[WHAT IS NEEDED] Copy everything from the start of the listing down to and including the line that contains "value-cell: 25 xyxy=(347,409,374,443)".

[MATERIAL SUPPLIED]
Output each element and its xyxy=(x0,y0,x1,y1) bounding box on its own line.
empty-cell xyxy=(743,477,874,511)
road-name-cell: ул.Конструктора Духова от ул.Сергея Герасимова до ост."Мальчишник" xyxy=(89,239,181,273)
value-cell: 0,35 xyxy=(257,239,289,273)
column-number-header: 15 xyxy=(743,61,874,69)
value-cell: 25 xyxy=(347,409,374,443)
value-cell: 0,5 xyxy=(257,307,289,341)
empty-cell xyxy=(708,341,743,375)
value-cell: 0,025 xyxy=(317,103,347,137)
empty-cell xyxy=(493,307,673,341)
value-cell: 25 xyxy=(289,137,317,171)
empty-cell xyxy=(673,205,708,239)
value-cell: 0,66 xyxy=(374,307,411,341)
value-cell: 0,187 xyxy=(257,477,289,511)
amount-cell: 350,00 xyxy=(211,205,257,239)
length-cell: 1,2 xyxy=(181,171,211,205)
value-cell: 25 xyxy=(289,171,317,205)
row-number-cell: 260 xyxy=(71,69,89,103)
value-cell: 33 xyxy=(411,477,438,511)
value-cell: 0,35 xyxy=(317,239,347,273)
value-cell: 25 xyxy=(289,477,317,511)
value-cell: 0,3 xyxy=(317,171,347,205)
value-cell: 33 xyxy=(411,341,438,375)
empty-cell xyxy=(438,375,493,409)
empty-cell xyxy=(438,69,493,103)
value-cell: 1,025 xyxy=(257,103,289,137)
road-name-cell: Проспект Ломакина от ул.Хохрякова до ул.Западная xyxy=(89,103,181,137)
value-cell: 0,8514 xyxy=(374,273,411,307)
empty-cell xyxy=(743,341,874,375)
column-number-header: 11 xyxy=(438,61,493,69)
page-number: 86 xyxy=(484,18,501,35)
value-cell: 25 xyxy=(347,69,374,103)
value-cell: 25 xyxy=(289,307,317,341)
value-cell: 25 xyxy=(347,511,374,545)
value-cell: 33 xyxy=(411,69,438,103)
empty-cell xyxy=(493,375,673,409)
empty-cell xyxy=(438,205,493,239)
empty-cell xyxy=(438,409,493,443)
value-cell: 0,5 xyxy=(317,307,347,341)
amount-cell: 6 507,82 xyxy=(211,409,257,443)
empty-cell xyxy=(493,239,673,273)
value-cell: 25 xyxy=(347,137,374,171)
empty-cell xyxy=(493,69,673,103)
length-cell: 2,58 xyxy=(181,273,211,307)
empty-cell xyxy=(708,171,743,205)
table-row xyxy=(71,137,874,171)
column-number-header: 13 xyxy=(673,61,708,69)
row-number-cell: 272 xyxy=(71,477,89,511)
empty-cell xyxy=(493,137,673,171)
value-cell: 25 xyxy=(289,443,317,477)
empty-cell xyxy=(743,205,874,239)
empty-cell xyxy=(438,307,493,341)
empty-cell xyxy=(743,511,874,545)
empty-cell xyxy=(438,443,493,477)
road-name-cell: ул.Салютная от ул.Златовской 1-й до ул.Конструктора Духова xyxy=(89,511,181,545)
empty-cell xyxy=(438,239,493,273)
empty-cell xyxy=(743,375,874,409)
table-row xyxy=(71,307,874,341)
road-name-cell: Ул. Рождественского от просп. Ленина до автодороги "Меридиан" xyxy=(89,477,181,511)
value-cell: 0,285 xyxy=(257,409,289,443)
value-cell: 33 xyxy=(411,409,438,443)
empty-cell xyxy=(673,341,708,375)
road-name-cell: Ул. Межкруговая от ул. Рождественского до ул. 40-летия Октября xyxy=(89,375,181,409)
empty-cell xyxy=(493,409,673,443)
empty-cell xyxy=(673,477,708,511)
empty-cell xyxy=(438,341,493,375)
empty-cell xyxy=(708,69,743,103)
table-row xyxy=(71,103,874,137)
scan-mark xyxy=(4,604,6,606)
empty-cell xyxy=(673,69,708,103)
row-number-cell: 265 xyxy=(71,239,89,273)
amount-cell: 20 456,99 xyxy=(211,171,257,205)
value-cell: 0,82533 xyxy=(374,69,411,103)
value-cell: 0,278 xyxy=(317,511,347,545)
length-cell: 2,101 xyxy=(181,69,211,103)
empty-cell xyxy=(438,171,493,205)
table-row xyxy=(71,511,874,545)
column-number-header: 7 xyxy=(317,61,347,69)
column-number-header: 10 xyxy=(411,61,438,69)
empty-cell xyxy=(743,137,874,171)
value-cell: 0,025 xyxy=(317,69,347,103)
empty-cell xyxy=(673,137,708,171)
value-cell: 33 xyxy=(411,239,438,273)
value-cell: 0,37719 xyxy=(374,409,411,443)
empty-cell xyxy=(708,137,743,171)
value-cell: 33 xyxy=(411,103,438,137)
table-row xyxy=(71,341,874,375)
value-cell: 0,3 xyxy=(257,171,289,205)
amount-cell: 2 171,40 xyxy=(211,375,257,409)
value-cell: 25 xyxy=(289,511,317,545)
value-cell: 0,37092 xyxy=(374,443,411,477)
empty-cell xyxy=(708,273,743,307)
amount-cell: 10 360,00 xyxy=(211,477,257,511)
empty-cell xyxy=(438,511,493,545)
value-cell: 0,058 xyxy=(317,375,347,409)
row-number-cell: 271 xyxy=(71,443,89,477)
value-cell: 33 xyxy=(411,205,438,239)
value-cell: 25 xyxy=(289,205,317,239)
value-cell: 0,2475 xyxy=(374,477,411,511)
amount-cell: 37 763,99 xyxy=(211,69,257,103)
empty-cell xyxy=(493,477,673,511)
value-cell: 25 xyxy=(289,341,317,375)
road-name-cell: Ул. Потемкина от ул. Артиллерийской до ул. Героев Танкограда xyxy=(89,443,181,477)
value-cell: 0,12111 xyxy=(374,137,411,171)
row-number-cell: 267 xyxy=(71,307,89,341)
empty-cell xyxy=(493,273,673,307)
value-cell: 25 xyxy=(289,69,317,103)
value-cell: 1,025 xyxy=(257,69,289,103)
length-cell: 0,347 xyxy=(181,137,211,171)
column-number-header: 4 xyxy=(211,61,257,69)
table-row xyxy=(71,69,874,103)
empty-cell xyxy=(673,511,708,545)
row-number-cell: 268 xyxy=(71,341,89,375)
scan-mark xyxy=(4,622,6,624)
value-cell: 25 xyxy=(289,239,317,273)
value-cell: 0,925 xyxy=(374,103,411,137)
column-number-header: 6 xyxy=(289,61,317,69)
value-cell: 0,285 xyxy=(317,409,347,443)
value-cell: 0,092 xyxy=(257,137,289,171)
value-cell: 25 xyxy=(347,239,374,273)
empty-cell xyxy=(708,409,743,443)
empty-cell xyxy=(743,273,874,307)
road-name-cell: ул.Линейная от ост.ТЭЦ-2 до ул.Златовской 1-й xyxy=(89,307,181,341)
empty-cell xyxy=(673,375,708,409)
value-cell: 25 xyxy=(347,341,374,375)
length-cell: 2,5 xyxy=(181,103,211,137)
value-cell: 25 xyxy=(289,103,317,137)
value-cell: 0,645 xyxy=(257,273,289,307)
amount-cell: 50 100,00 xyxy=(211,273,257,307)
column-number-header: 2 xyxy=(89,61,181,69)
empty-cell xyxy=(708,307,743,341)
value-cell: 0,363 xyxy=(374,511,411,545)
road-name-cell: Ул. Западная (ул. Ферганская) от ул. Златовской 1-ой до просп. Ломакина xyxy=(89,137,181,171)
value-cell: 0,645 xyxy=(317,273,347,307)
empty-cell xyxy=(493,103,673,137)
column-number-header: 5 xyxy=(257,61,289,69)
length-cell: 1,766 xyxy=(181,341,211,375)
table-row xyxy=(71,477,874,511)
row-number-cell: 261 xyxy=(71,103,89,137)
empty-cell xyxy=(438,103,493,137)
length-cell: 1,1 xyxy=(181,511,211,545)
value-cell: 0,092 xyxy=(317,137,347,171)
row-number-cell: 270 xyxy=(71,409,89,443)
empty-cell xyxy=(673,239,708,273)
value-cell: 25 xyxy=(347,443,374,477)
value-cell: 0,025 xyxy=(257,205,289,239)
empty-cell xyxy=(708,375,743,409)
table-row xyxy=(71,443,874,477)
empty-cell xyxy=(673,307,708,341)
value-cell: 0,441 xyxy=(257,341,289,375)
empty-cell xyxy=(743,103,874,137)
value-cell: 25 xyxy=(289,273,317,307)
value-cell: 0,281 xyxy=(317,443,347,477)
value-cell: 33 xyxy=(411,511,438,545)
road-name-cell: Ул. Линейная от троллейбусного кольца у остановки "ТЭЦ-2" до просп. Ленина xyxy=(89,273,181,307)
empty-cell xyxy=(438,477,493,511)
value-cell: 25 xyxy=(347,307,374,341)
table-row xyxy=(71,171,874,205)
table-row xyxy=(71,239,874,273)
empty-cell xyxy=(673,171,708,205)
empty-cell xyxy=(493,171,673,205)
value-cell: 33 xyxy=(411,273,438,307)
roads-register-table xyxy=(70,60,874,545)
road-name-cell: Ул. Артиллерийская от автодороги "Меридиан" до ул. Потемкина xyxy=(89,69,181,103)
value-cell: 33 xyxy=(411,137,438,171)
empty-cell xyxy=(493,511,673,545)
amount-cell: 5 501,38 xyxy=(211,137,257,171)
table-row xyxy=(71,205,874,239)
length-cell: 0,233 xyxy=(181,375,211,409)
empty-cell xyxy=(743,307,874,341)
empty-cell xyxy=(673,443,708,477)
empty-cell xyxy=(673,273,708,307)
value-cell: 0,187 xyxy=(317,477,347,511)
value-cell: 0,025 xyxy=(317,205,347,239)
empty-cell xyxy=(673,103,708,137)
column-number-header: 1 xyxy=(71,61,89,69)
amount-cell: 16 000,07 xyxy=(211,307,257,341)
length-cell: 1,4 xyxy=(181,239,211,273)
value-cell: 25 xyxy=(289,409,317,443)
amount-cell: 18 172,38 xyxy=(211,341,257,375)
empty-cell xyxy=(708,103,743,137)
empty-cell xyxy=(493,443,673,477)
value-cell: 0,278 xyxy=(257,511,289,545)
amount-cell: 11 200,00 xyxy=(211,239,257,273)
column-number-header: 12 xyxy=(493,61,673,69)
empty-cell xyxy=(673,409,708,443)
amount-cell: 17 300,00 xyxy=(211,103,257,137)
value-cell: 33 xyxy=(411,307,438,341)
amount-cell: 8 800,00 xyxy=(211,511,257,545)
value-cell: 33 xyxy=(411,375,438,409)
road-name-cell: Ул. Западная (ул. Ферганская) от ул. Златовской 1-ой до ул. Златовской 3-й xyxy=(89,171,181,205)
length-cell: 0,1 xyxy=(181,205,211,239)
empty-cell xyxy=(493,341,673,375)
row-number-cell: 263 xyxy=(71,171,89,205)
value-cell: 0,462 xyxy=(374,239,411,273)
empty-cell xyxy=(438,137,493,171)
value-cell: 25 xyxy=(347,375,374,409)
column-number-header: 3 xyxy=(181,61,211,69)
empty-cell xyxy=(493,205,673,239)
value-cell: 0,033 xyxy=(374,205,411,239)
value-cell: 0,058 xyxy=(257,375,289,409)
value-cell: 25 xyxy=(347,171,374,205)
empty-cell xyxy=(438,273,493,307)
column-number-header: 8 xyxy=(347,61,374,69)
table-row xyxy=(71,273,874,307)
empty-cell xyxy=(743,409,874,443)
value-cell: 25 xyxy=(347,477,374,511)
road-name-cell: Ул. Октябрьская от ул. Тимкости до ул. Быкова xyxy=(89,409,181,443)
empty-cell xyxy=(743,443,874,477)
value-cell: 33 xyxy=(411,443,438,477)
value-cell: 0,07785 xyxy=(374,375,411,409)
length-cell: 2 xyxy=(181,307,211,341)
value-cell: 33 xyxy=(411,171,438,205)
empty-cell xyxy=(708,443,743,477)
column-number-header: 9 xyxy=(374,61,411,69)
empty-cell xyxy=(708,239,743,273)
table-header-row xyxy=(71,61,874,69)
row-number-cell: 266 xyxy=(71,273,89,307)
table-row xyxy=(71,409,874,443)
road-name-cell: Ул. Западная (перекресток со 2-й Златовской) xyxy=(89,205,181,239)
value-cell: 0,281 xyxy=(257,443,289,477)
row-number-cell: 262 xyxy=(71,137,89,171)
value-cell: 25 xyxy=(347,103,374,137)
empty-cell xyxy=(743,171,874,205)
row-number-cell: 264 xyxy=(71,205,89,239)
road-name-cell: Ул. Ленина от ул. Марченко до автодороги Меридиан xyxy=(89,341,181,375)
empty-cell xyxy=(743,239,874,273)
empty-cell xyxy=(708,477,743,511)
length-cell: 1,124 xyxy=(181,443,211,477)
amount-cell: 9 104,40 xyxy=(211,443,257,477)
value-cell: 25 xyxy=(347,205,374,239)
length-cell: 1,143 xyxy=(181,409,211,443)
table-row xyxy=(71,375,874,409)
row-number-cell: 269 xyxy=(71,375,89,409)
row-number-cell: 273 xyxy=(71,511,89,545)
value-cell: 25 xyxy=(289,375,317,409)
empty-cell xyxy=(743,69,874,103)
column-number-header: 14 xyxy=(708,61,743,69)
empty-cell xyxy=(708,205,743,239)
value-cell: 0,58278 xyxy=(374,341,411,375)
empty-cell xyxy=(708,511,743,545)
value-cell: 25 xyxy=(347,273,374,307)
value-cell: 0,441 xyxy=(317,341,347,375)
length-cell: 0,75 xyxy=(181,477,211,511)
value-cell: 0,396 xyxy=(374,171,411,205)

[TASK SOLUTION]
Output each element and its xyxy=(x0,y0,x1,y1) bounding box on its own line.
empty-cell xyxy=(743,477,874,511)
road-name-cell: ул.Конструктора Духова от ул.Сергея Герасимова до ост."Мальчишник" xyxy=(89,239,181,273)
value-cell: 0,35 xyxy=(257,239,289,273)
column-number-header: 15 xyxy=(743,61,874,69)
value-cell: 25 xyxy=(347,409,374,443)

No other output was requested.